WHAT YOU HAVE TO DO: Report every line below that carries the word "JSON".

Extracts from a graphics dataset:
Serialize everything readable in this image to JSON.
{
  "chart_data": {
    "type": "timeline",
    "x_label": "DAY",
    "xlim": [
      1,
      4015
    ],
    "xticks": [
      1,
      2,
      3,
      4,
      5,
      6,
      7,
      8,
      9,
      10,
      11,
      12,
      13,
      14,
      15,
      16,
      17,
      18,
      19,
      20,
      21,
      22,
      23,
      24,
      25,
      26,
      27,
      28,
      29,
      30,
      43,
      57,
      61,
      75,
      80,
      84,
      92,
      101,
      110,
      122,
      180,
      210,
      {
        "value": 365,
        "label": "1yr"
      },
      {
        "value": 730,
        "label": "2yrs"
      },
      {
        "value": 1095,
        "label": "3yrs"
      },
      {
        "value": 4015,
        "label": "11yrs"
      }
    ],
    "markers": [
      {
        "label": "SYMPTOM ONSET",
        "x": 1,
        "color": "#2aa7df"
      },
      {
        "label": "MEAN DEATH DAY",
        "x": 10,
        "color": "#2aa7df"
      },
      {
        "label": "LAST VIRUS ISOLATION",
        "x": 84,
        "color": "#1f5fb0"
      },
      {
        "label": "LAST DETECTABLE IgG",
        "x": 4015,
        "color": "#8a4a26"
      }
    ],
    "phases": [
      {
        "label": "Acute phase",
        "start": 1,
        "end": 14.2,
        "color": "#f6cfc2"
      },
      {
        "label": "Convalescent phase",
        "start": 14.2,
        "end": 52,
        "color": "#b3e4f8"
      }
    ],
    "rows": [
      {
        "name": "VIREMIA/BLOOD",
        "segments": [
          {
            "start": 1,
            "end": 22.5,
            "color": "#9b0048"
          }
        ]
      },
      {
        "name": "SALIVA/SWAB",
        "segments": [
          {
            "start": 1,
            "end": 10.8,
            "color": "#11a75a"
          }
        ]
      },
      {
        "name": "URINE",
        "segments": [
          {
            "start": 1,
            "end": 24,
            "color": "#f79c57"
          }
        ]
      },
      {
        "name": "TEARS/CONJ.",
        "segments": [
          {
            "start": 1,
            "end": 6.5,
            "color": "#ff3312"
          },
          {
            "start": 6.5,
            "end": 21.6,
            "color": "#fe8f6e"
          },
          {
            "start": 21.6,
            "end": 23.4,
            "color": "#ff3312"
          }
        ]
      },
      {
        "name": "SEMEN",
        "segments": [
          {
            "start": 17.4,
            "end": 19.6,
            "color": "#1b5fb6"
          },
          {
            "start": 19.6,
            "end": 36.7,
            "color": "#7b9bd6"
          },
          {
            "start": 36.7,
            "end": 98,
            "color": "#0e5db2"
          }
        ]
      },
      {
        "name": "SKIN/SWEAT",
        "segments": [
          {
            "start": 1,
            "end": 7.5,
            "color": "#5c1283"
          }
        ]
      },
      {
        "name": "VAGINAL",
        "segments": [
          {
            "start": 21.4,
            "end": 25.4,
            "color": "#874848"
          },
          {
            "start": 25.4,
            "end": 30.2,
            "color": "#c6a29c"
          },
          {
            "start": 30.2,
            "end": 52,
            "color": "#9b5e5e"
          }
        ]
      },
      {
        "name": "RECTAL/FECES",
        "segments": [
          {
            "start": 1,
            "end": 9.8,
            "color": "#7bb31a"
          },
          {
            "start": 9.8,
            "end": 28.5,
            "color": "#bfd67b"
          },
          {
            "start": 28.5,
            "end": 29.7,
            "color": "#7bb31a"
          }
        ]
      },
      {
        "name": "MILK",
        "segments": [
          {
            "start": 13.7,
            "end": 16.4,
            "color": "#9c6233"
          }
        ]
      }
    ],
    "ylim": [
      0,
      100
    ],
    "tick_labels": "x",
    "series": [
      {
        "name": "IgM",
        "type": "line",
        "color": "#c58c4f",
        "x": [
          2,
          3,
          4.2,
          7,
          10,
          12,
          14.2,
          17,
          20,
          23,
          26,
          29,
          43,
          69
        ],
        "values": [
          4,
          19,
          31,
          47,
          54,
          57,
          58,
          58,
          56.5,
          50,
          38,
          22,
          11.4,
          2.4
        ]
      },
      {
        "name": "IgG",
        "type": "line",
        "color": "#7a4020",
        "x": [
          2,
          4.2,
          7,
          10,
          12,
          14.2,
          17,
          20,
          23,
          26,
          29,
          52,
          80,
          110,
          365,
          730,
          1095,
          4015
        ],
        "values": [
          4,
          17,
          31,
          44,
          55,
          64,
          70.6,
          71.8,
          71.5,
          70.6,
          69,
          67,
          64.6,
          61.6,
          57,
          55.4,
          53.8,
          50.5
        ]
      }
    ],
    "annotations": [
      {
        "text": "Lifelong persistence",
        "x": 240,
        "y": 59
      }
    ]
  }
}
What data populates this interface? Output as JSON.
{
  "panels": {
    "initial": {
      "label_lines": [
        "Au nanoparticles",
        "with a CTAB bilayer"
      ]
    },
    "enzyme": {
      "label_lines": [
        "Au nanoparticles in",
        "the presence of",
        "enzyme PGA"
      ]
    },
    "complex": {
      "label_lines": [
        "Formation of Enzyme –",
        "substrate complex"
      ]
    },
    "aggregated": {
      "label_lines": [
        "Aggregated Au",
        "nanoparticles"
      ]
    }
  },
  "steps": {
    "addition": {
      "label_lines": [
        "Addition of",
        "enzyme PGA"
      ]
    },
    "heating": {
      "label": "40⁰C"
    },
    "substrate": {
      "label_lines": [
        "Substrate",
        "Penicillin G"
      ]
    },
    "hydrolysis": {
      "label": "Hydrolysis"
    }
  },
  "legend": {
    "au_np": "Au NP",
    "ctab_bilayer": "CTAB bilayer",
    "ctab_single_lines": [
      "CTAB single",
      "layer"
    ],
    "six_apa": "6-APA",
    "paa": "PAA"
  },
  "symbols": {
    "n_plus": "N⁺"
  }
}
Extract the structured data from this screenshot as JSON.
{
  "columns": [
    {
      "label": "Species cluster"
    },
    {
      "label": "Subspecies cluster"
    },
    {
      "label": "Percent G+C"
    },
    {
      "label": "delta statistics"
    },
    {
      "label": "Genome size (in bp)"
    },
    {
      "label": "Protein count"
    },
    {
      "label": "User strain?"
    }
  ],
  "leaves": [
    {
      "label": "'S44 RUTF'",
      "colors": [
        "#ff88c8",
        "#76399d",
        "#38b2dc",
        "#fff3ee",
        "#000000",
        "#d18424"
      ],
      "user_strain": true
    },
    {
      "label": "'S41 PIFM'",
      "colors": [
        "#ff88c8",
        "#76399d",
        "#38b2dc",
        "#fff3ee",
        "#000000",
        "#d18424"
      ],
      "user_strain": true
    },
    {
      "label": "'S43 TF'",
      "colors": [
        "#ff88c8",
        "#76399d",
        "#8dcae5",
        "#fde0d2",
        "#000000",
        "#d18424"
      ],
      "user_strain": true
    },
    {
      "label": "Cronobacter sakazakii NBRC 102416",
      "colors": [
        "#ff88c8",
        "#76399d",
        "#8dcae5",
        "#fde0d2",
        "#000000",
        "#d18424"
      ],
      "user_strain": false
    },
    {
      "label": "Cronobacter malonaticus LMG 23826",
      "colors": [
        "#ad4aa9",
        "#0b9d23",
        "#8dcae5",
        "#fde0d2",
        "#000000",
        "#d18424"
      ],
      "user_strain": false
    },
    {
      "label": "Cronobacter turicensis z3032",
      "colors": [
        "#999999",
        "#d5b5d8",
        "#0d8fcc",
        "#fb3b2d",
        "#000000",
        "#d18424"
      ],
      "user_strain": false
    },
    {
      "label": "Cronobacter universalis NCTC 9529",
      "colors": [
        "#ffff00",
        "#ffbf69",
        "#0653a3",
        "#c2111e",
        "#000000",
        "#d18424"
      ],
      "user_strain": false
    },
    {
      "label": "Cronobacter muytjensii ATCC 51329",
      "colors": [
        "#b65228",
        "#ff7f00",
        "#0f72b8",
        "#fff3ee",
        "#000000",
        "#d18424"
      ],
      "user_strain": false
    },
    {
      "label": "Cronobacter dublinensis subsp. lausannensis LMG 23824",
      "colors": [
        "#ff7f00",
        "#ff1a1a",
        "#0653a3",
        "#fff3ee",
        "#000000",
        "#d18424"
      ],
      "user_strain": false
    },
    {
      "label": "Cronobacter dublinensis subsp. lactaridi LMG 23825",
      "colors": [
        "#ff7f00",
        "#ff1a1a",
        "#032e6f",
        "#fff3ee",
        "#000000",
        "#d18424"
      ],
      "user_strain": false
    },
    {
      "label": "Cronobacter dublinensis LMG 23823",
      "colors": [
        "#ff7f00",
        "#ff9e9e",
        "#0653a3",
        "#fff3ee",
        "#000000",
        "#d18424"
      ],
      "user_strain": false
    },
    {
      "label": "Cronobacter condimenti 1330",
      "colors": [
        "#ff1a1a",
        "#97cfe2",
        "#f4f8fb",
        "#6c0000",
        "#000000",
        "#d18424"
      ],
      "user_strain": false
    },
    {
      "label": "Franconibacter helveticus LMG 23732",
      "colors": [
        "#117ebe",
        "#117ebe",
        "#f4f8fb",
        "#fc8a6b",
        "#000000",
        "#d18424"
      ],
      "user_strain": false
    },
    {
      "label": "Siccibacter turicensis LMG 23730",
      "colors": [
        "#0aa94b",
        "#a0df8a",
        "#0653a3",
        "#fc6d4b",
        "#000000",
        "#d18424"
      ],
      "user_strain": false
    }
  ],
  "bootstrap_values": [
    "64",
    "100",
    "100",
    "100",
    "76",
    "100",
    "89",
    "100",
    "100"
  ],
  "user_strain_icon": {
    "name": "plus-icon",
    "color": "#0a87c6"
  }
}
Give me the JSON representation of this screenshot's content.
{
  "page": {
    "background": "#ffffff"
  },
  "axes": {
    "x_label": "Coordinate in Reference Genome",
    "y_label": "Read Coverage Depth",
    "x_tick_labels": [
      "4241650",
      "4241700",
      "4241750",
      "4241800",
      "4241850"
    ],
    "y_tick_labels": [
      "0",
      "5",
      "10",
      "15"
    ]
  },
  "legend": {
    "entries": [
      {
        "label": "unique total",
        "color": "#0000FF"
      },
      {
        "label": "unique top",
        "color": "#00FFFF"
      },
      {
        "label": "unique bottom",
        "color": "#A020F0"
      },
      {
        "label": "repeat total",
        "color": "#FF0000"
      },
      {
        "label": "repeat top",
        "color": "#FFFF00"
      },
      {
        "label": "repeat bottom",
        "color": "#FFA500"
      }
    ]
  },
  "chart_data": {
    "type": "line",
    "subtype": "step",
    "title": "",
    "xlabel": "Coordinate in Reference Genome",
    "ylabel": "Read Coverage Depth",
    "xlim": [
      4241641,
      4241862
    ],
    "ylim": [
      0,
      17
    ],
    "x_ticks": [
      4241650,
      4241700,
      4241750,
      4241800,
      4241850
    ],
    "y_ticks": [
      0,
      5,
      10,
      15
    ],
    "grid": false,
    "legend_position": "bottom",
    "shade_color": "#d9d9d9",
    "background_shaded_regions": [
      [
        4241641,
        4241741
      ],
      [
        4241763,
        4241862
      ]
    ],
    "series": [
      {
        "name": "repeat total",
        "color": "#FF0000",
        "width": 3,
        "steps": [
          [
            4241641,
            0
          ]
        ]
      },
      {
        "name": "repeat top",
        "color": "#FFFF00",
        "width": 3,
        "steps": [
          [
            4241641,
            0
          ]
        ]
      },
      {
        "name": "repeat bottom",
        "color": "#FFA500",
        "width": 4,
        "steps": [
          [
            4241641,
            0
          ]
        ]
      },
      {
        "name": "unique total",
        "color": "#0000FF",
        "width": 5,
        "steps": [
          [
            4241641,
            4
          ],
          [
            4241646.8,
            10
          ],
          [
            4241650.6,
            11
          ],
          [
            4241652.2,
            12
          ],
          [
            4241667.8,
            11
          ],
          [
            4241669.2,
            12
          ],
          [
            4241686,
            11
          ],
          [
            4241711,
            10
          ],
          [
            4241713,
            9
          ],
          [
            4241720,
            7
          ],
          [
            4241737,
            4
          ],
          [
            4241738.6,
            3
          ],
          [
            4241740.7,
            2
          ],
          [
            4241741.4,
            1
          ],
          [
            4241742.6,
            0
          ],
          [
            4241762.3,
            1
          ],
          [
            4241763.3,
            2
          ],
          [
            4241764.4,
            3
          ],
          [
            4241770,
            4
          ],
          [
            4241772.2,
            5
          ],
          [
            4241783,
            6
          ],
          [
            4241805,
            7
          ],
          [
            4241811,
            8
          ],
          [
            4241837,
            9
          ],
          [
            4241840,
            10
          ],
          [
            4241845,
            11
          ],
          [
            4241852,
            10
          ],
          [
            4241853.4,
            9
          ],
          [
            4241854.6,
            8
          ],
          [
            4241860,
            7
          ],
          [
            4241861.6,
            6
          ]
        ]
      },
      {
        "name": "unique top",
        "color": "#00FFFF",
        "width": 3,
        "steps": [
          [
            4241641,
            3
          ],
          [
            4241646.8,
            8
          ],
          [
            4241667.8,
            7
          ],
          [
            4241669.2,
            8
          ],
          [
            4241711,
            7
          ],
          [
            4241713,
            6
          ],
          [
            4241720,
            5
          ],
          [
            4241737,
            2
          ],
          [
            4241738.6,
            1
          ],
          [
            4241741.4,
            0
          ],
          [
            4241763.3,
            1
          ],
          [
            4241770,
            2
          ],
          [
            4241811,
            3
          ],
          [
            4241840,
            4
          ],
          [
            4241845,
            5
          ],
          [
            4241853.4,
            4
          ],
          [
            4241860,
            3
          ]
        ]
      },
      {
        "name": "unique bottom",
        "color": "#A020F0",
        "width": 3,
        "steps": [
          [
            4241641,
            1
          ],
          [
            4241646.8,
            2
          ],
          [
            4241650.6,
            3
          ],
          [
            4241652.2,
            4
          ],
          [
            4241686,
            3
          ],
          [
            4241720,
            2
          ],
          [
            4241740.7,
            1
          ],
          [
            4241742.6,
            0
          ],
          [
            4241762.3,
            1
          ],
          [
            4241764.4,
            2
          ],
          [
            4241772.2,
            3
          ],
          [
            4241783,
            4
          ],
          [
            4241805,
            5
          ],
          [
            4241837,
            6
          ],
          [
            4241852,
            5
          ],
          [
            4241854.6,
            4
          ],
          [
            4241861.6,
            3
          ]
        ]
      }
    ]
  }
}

ANSWER SPACE:
Serialize everything readable in this image to JSON.
What data populates this interface? Output as JSON.
Extract the structured data from this screenshot as JSON.
Give me the JSON representation of this screenshot's content.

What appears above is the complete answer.